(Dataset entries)
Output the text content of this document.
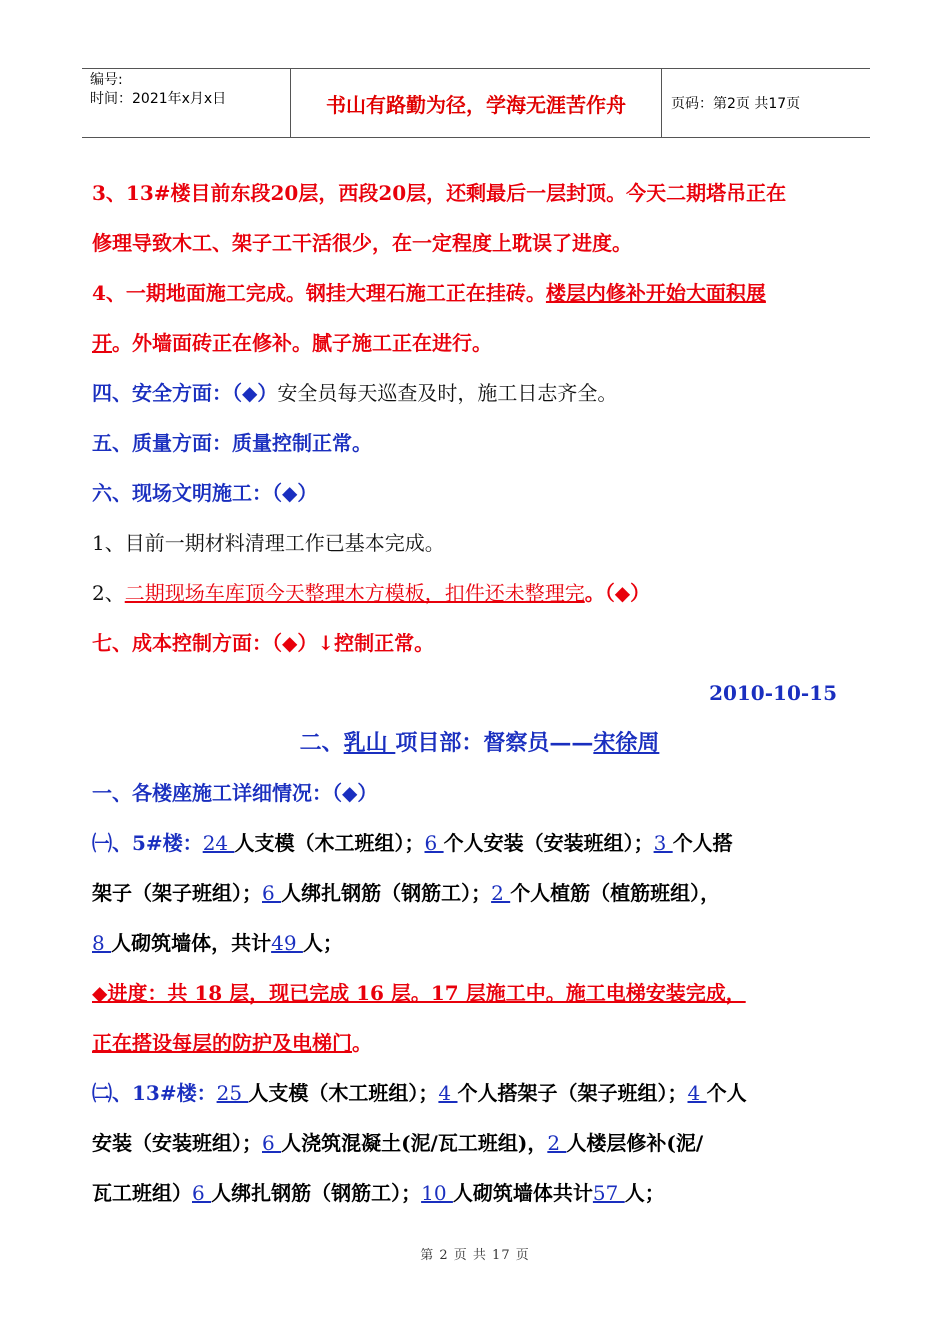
编号:
时间：2021年x月x日	书山有路勤为径，学海无涯苦作舟	页码：第2页 共17页
3、13#楼目前东段20层，西段20层，还剩最后一层封顶。今天二期塔吊正在
修理导致木工、架子工干活很少，在一定程度上耽误了进度。
4、一期地面施工完成。钢挂大理石施工正在挂砖。楼层内修补开始大面积展
开。外墙面砖正在修补。腻子施工正在进行。
四、安全方面：（◆）安全员每天巡查及时，施工日志齐全。
五、质量方面：质量控制正常。
六、现场文明施工：（◆）
1、目前一期材料清理工作已基本完成。
2、二期现场车库顶今天整理木方模板，扣件还未整理完。（◆）
七、成本控制方面：（◆）↓控制正常。
2010-10-15
二、乳山 项目部：督察员——宋徐周
一、各楼座施工详细情况：（◆）
㈠、5#楼：24 人支模（木工班组）；6 个人安装（安装班组）；3 个人搭
架子（架子班组）；6 人绑扎钢筋（钢筋工）；2 个人植筋（植筋班组），
8 人砌筑墙体，共计49 人；
◆进度：共 18 层，现已完成 16 层。17 层施工中。施工电梯安装完成，
正在搭设每层的防护及电梯门。
㈡、13#楼：25 人支模（木工班组）；4 个人搭架子（架子班组）；4 个人
安装（安装班组）；6 人浇筑混凝土(泥/瓦工班组)，2 人楼层修补(泥/
瓦工班组）6 人绑扎钢筋（钢筋工）；10 人砌筑墙体共计57 人；
第 2 页 共 17 页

**WHAT YOU ARE ASKED TO DO:**
Work out the number of lines above that include the string "瓦工班组" and write only that number.

**TASK OUTPUT:**
2